*REQUIRED WORK*:
Repeat the records verbatim and leave the pictures out of your copy.

*DATA TO PROCESS*:

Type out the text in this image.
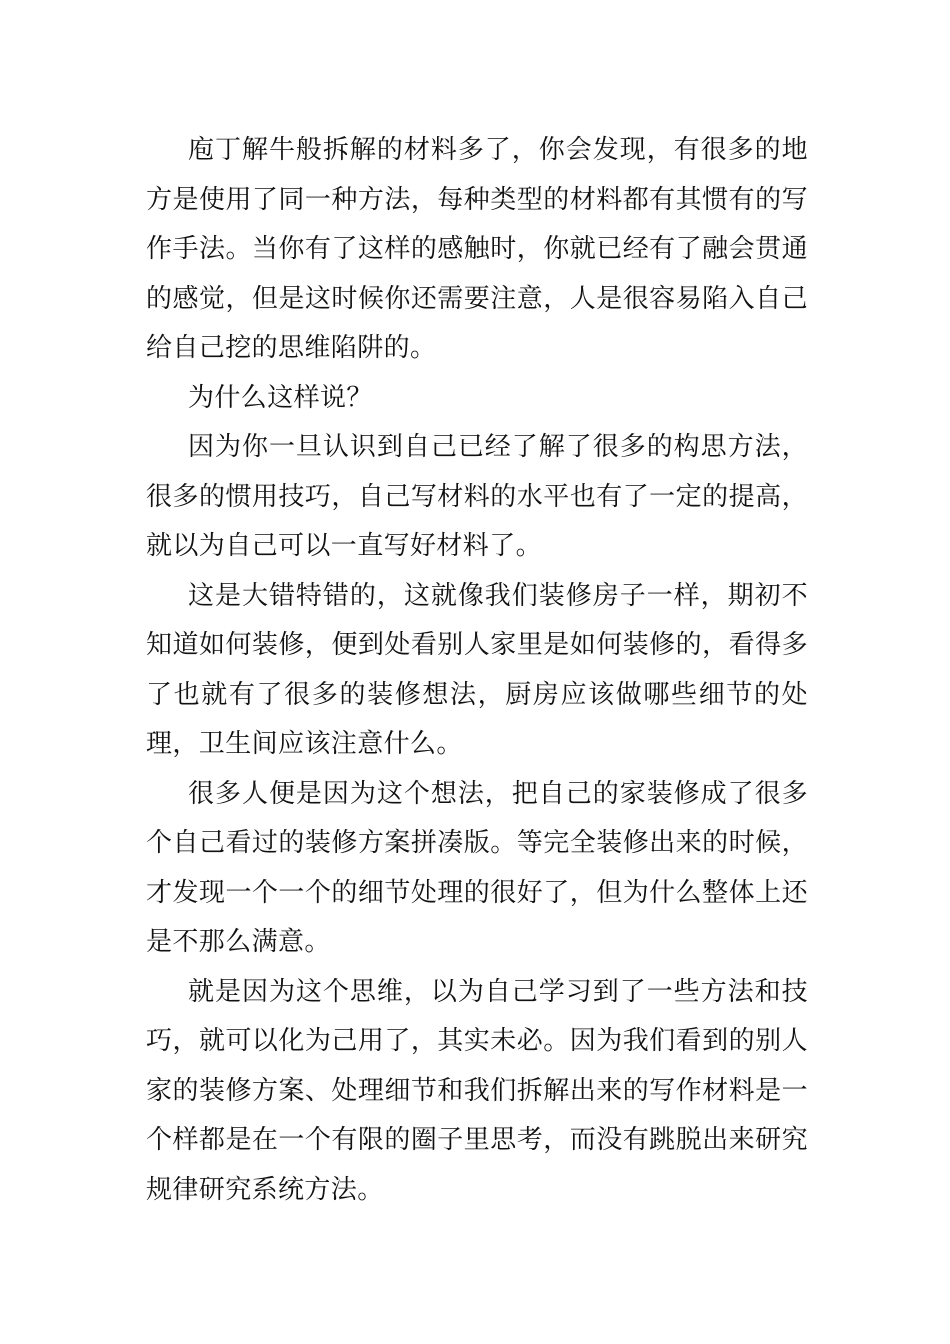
庖丁解牛般拆解的材料多了，你会发现，有很多的地方是使用了同一种方法，每种类型的材料都有其惯有的写作手法。当你有了这样的感触时，你就已经有了融会贯通的感觉，但是这时候你还需要注意，人是很容易陷入自己给自己挖的思维陷阱的。

为什么这样说？

因为你一旦认识到自己已经了解了很多的构思方法，很多的惯用技巧，自己写材料的水平也有了一定的提高，就以为自己可以一直写好材料了。

这是大错特错的，这就像我们装修房子一样，期初不知道如何装修，便到处看别人家里是如何装修的，看得多了也就有了很多的装修想法，厨房应该做哪些细节的处理，卫生间应该注意什么。

很多人便是因为这个想法，把自己的家装修成了很多个自己看过的装修方案拼凑版。等完全装修出来的时候，才发现一个一个的细节处理的很好了，但为什么整体上还是不那么满意。

就是因为这个思维，以为自己学习到了一些方法和技巧，就可以化为己用了，其实未必。因为我们看到的别人家的装修方案、处理细节和我们拆解出来的写作材料是一个样都是在一个有限的圈子里思考，而没有跳脱出来研究规律研究系统方法。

*RESPONSE TO THE EXERCISE*:
Type out the text in this image.
庖丁解牛般拆解的材料多了，你会发现，有很多的地方是使用了同一种方法，每种类型的材料都有其惯有的写作手法。当你有了这样的感触时，你就已经有了融会贯通的感觉，但是这时候你还需要注意，人是很容易陷入自己给自己挖的思维陷阱的。

为什么这样说？

因为你一旦认识到自己已经了解了很多的构思方法，很多的惯用技巧，自己写材料的水平也有了一定的提高，就以为自己可以一直写好材料了。

这是大错特错的，这就像我们装修房子一样，期初不知道如何装修，便到处看别人家里是如何装修的，看得多了也就有了很多的装修想法，厨房应该做哪些细节的处理，卫生间应该注意什么。

很多人便是因为这个想法，把自己的家装修成了很多个自己看过的装修方案拼凑版。等完全装修出来的时候，才发现一个一个的细节处理的很好了，但为什么整体上还是不那么满意。

就是因为这个思维，以为自己学习到了一些方法和技巧，就可以化为己用了，其实未必。因为我们看到的别人家的装修方案、处理细节和我们拆解出来的写作材料是一个样都是在一个有限的圈子里思考，而没有跳脱出来研究规律研究系统方法。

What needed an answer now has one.